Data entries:
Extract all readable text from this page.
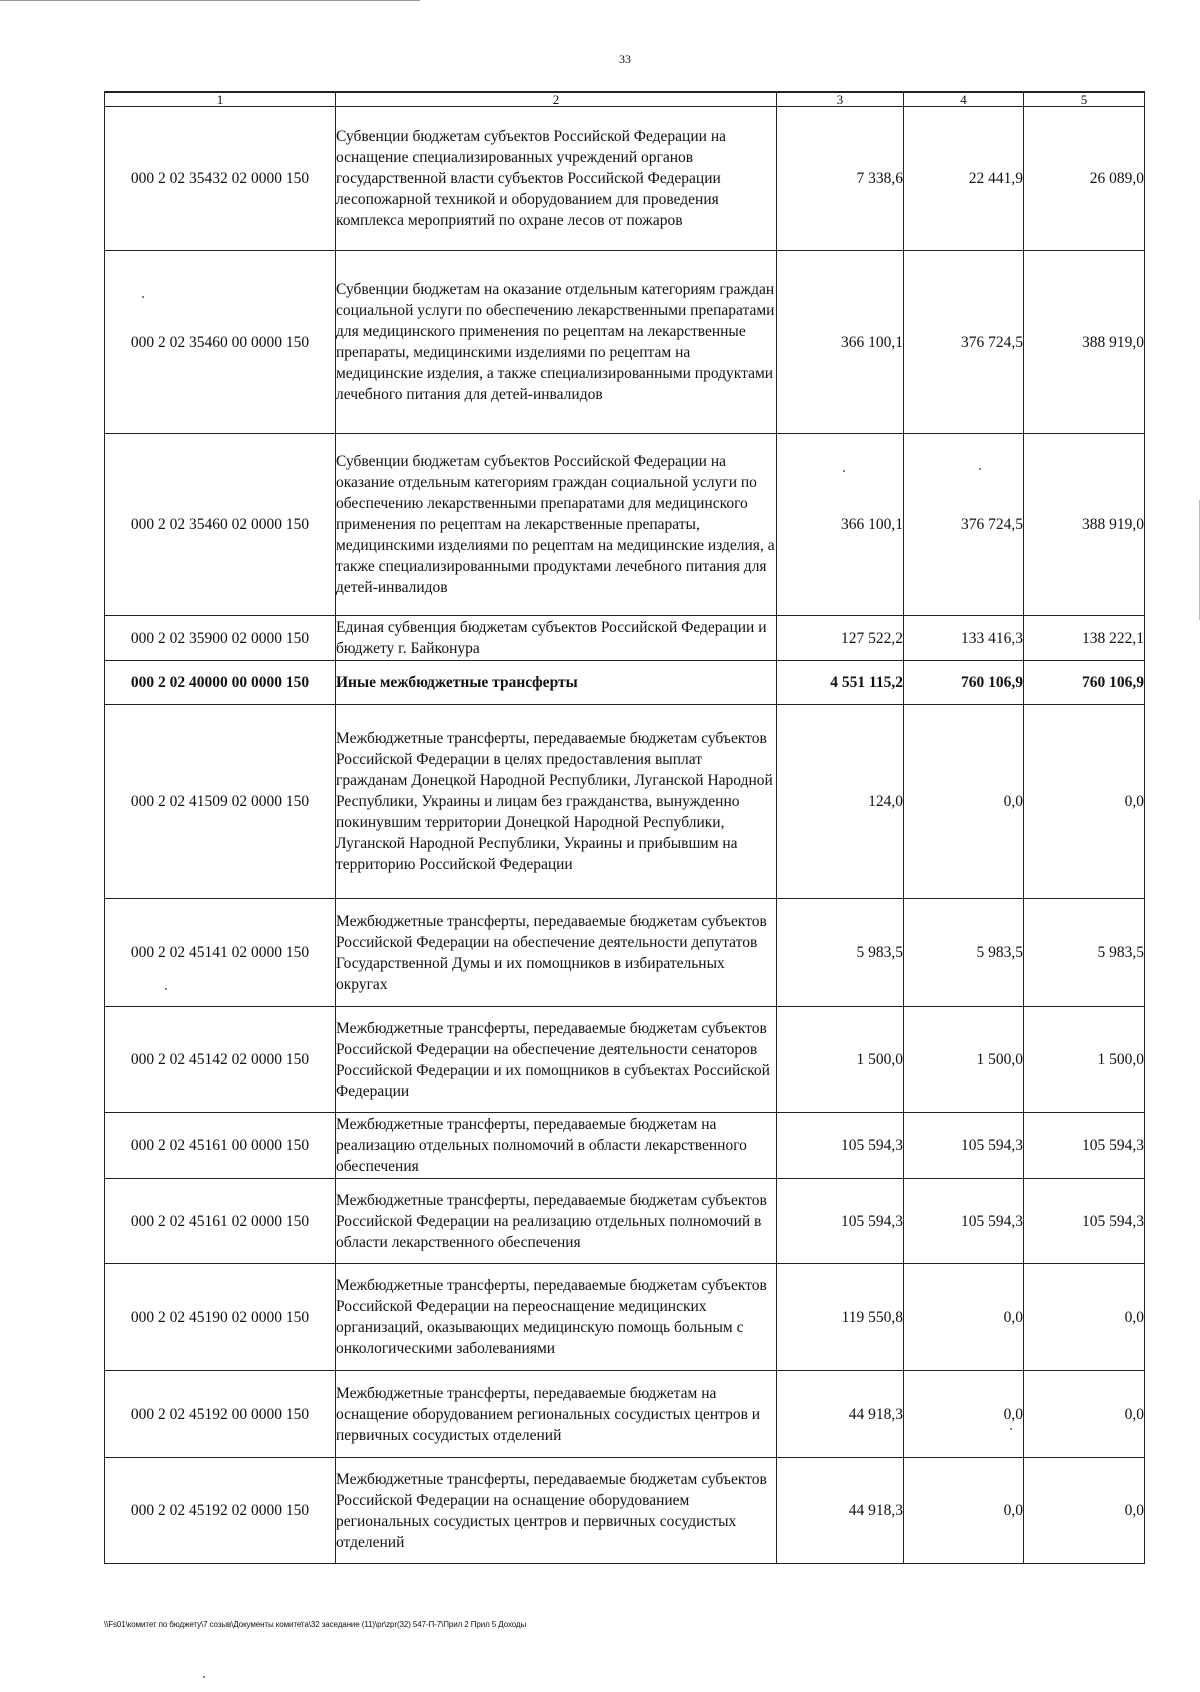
33
1	2	3	4	5
000 2 02 35432 02 0000 150	Субвенции бюджетам субъектов Российской Федерации на оснащение специализированных учреждений органов государственной власти субъектов Российской Федерации лесопожарной техникой и оборудованием для проведения комплекса мероприятий по охране лесов от пожаров	7 338,6	22 441,9	26 089,0
000 2 02 35460 00 0000 150	Субвенции бюджетам на оказание отдельным категориям граждан социальной услуги по обеспечению лекарственными препаратами для медицинского применения по рецептам на лекарственные препараты, медицинскими изделиями по рецептам на медицинские изделия, а также специализированными продуктами лечебного питания для детей-инвалидов	366 100,1	376 724,5	388 919,0
000 2 02 35460 02 0000 150	Субвенции бюджетам субъектов Российской Федерации на оказание отдельным категориям граждан социальной услуги по обеспечению лекарственными препаратами для медицинского применения по рецептам на лекарственные препараты, медицинскими изделиями по рецептам на медицинские изделия, а также специализированными продуктами лечебного питания для детей-инвалидов	366 100,1	376 724,5	388 919,0
000 2 02 35900 02 0000 150	Единая субвенция бюджетам субъектов Российской Федерации и бюджету г. Байконура	127 522,2	133 416,3	138 222,1
000 2 02 40000 00 0000 150	Иные межбюджетные трансферты	4 551 115,2	760 106,9	760 106,9
000 2 02 41509 02 0000 150	Межбюджетные трансферты, передаваемые бюджетам субъектов Российской Федерации в целях предоставления выплат гражданам Донецкой Народной Республики, Луганской Народной Республики, Украины и лицам без гражданства, вынужденно покинувшим территории Донецкой Народной Республики, Луганской Народной Республики, Украины и прибывшим на территорию Российской Федерации	124,0	0,0	0,0
000 2 02 45141 02 0000 150	Межбюджетные трансферты, передаваемые бюджетам субъектов Российской Федерации на обеспечение деятельности депутатов Государственной Думы и их помощников в избирательных округах	5 983,5	5 983,5	5 983,5
000 2 02 45142 02 0000 150	Межбюджетные трансферты, передаваемые бюджетам субъектов Российской Федерации на обеспечение деятельности сенаторов Российской Федерации и их помощников в субъектах Российской Федерации	1 500,0	1 500,0	1 500,0
000 2 02 45161 00 0000 150	Межбюджетные трансферты, передаваемые бюджетам на реализацию отдельных полномочий в области лекарственного обеспечения	105 594,3	105 594,3	105 594,3
000 2 02 45161 02 0000 150	Межбюджетные трансферты, передаваемые бюджетам субъектов Российской Федерации на реализацию отдельных полномочий в области лекарственного обеспечения	105 594,3	105 594,3	105 594,3
000 2 02 45190 02 0000 150	Межбюджетные трансферты, передаваемые бюджетам субъектов Российской Федерации на переоснащение медицинских организаций, оказывающих медицинскую помощь больным с онкологическими заболеваниями	119 550,8	0,0	0,0
000 2 02 45192 00 0000 150	Межбюджетные трансферты, передаваемые бюджетам на оснащение оборудованием региональных сосудистых центров и первичных сосудистых отделений	44 918,3	0,0	0,0
000 2 02 45192 02 0000 150	Межбюджетные трансферты, передаваемые бюджетам субъектов Российской Федерации на оснащение оборудованием региональных сосудистых центров и первичных сосудистых отделений	44 918,3	0,0	0,0
\\Fs01\комитет по бюджету\7 созыв\Документы комитета\32 заседание (11)\pr\zpr(32) 547-П-7\Прил 2 Прил 5 Доходы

Directive = Pull out every line above that holds the word "Субвенции".

Solution below =
000 2 02 35432 02 0000 150	Субвенции бюджетам субъектов Российской Федерации на оснащение специализированных учреждений органов государственной власти субъектов Российской Федерации лесопожарной техникой и оборудованием для проведения комплекса мероприятий по охране лесов от пожаров	7 338,6	22 441,9	26 089,0
000 2 02 35460 00 0000 150	Субвенции бюджетам на оказание отдельным категориям граждан социальной услуги по обеспечению лекарственными препаратами для медицинского применения по рецептам на лекарственные препараты, медицинскими изделиями по рецептам на медицинские изделия, а также специализированными продуктами лечебного питания для детей-инвалидов	366 100,1	376 724,5	388 919,0
000 2 02 35460 02 0000 150	Субвенции бюджетам субъектов Российской Федерации на оказание отдельным категориям граждан социальной услуги по обеспечению лекарственными препаратами для медицинского применения по рецептам на лекарственные препараты, медицинскими изделиями по рецептам на медицинские изделия, а также специализированными продуктами лечебного питания для детей-инвалидов	366 100,1	376 724,5	388 919,0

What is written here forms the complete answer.